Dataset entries
------------------------

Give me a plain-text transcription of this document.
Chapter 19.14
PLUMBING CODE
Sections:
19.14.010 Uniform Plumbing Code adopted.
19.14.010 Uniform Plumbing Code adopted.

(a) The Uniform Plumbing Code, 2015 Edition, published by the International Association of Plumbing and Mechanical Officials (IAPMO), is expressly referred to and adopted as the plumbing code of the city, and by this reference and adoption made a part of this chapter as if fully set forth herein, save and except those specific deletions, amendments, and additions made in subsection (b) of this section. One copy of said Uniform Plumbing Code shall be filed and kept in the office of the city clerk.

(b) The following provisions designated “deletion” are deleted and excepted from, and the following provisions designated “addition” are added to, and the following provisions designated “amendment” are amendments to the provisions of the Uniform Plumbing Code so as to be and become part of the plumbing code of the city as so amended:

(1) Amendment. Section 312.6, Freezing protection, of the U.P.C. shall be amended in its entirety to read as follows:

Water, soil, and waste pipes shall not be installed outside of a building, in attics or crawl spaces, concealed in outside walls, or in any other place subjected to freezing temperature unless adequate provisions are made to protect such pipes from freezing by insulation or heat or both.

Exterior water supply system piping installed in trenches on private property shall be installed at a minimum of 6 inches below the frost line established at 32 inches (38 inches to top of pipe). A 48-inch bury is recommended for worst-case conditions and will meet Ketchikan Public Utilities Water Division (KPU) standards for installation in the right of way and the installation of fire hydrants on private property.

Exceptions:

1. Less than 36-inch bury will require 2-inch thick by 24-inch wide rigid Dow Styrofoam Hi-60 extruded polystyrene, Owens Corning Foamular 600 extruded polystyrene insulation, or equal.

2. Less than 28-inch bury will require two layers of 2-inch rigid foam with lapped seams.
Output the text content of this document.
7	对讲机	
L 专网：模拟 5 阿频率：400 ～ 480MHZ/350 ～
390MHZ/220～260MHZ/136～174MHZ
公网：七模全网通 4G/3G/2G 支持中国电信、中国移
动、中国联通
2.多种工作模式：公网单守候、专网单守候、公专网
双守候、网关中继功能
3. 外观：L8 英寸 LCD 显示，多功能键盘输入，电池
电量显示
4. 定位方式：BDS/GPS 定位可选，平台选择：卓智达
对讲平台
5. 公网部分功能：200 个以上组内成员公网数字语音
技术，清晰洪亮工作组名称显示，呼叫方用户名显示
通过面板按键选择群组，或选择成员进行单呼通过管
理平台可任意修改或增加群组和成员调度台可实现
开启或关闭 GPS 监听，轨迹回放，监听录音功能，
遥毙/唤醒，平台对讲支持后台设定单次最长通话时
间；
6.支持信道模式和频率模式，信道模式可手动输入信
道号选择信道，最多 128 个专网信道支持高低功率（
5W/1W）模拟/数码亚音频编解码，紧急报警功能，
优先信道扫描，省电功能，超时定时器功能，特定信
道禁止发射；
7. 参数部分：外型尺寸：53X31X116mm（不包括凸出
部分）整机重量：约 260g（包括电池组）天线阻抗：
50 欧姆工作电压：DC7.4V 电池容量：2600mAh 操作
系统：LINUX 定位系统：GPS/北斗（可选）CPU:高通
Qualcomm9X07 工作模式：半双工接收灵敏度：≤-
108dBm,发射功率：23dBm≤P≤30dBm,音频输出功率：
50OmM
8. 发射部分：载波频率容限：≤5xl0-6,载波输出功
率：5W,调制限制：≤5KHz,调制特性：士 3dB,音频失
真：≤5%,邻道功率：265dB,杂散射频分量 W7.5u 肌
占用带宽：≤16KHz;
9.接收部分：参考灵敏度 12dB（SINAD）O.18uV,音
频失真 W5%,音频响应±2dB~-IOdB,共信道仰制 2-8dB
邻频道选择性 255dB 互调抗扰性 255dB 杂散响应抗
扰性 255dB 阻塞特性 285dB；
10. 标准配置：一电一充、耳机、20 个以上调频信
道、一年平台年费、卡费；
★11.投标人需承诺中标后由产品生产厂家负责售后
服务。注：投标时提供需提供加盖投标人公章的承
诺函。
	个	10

------------------------

● Task instructions
List each line of the records that holds the string "installed".

● Final answer
Water, soil, and waste pipes shall not be installed outside of a building, in attics or crawl spaces, concealed in outside walls, or in any other place subjected to freezing temperature unless adequate provisions are made to protect such pipes from freezing by insulation or heat or both.
Exterior water supply system piping installed in trenches on private property shall be installed at a minimum of 6 inches below the frost line established at 32 inches (38 inches to top of pipe). A 48-inch bury is recommended for worst-case conditions and will meet Ketchikan Public Utilities Water Division (KPU) standards for installation in the right of way and the installation of fire hydrants on private property.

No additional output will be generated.